Pick out all lines of the entries that include the word "handle" and copy them.

(Stored data)
━━━

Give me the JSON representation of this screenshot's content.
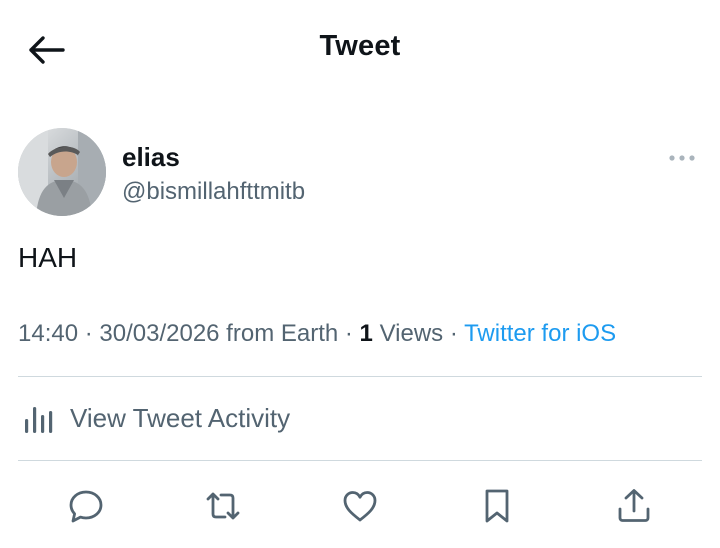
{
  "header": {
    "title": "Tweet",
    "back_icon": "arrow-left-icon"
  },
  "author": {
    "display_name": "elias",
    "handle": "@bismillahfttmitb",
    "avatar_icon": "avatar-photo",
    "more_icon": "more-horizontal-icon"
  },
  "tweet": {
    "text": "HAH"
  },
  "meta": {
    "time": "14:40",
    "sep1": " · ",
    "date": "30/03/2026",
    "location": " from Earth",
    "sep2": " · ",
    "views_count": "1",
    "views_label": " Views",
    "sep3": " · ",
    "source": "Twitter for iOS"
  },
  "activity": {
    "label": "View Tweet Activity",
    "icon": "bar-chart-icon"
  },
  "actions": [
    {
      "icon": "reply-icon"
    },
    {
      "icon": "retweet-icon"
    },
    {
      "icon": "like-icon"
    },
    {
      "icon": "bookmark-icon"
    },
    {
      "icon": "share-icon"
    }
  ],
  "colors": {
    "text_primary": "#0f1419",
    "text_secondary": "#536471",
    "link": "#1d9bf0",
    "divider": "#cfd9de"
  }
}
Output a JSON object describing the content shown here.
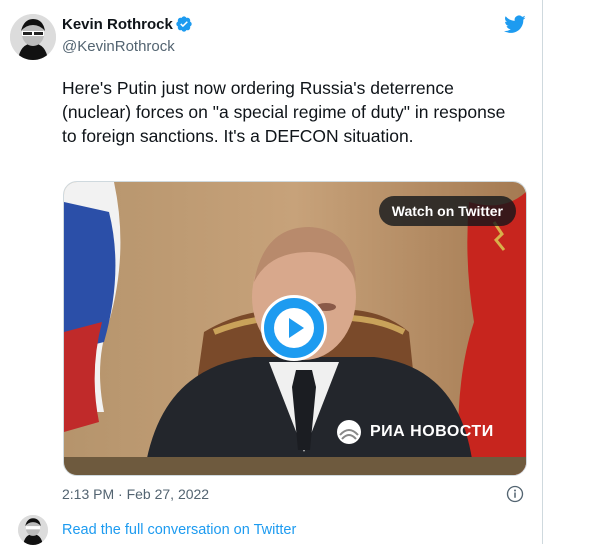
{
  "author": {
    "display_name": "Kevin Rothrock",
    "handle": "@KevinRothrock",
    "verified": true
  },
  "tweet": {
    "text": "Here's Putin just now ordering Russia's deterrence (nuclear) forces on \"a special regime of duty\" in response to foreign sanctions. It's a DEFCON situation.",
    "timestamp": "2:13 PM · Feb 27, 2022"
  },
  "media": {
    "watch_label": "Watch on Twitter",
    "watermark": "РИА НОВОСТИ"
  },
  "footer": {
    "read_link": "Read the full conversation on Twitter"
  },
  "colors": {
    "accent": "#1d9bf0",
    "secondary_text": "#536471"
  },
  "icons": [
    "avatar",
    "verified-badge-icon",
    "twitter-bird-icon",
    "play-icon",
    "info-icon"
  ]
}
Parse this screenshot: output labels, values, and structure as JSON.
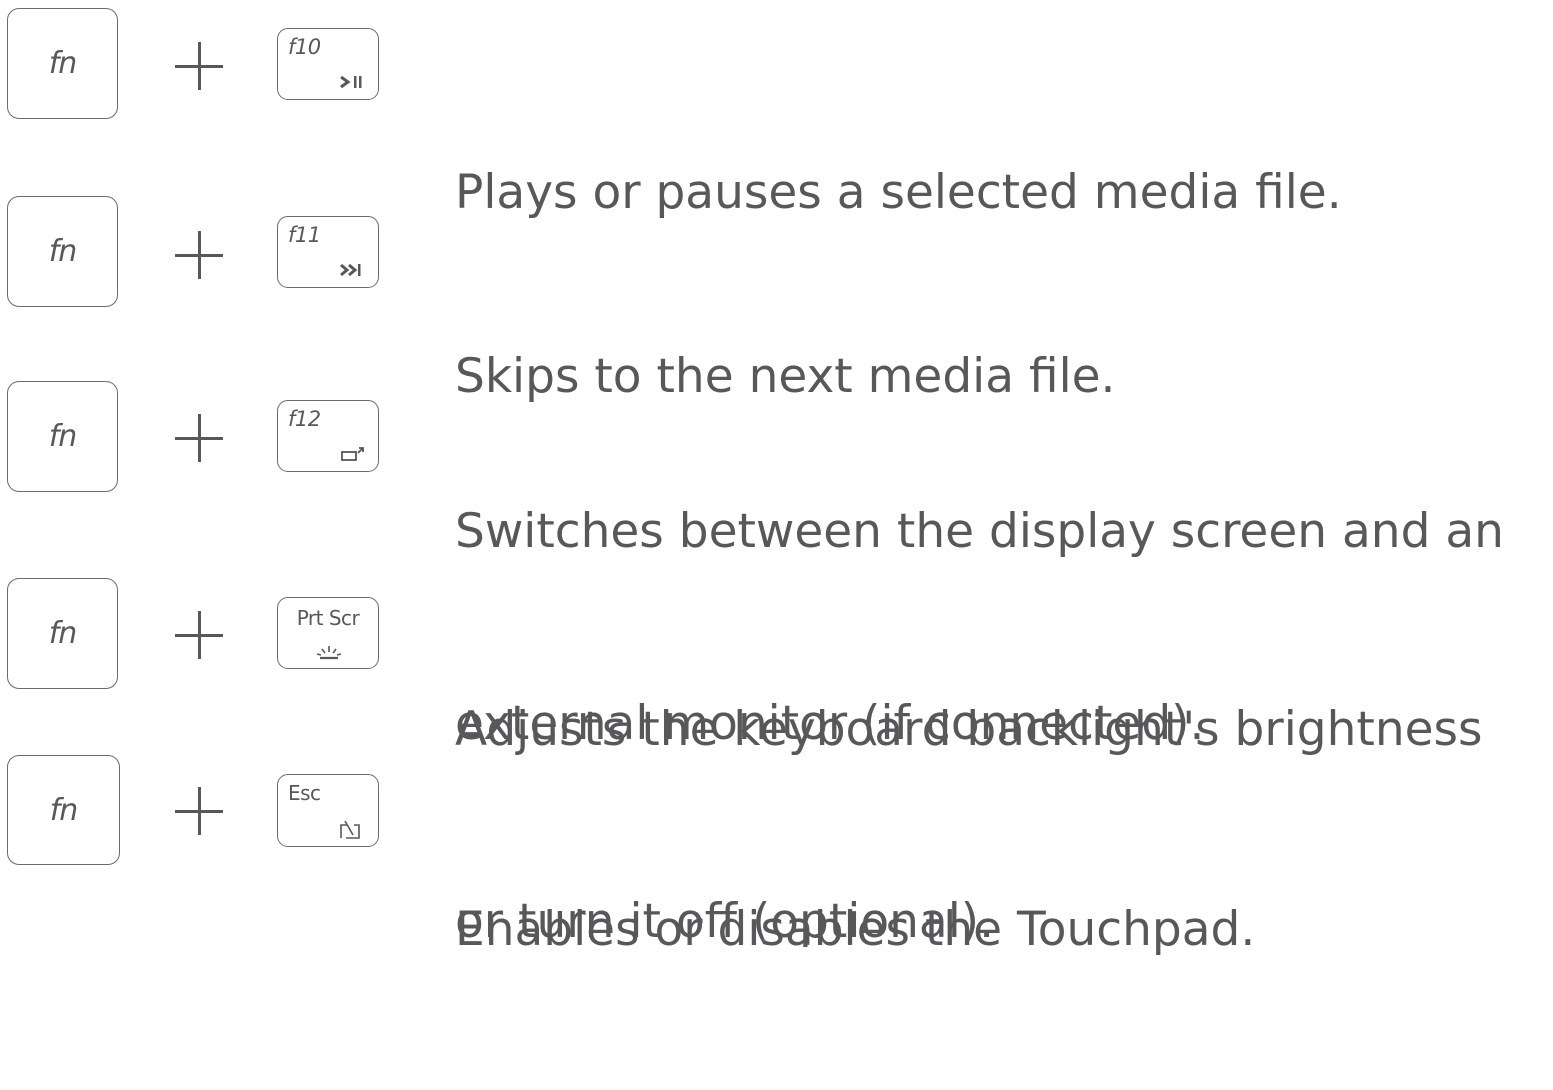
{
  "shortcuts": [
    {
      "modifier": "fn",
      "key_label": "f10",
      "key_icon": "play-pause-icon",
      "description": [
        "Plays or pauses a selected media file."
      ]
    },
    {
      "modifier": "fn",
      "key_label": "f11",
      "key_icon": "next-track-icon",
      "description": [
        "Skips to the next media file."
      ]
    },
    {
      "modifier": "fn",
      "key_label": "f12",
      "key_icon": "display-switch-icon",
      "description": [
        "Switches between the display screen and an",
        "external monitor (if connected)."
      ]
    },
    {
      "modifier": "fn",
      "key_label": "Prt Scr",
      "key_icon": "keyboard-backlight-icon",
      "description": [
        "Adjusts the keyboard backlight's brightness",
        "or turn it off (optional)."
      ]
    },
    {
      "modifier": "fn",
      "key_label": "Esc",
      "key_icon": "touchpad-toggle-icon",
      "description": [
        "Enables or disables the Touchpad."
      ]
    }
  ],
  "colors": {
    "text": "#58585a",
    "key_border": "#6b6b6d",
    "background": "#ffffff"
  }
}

━━━

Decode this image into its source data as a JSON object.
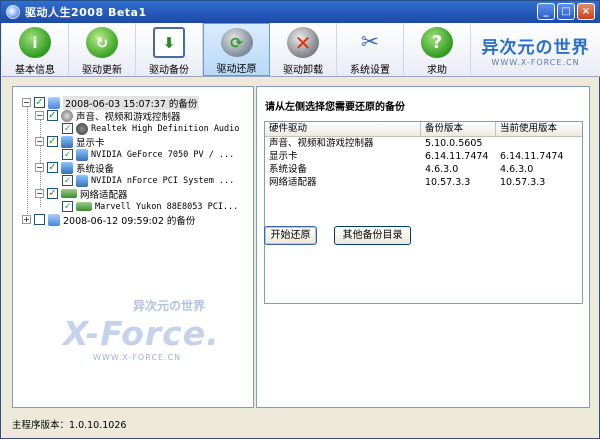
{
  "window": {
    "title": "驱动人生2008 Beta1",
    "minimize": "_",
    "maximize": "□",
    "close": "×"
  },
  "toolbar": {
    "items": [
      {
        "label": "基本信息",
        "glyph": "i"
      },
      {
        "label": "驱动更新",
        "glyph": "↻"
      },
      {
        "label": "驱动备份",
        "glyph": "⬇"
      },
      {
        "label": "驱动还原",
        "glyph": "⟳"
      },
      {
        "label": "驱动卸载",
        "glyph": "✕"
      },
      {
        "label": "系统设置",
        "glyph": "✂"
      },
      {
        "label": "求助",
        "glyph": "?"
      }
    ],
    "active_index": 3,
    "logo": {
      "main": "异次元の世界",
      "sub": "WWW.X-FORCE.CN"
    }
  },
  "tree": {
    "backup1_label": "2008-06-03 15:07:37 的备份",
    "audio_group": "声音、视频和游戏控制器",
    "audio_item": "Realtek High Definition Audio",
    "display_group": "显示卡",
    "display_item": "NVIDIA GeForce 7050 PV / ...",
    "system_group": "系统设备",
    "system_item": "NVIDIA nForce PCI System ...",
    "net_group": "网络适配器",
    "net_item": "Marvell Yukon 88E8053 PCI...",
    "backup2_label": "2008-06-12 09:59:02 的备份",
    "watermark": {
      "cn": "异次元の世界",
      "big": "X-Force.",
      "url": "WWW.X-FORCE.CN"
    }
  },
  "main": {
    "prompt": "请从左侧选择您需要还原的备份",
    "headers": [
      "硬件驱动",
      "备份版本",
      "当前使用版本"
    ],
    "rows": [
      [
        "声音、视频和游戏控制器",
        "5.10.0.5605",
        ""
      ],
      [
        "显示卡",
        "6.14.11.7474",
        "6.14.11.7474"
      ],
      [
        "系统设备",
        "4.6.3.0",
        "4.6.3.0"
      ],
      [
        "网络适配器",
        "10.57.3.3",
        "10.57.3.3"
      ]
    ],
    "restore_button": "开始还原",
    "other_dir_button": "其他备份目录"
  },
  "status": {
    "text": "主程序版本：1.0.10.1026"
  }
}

━━━

▶ _THE RESULT_:
    "handle": "@bismillahfttmitb",
    "handle": "@KevinRothrock",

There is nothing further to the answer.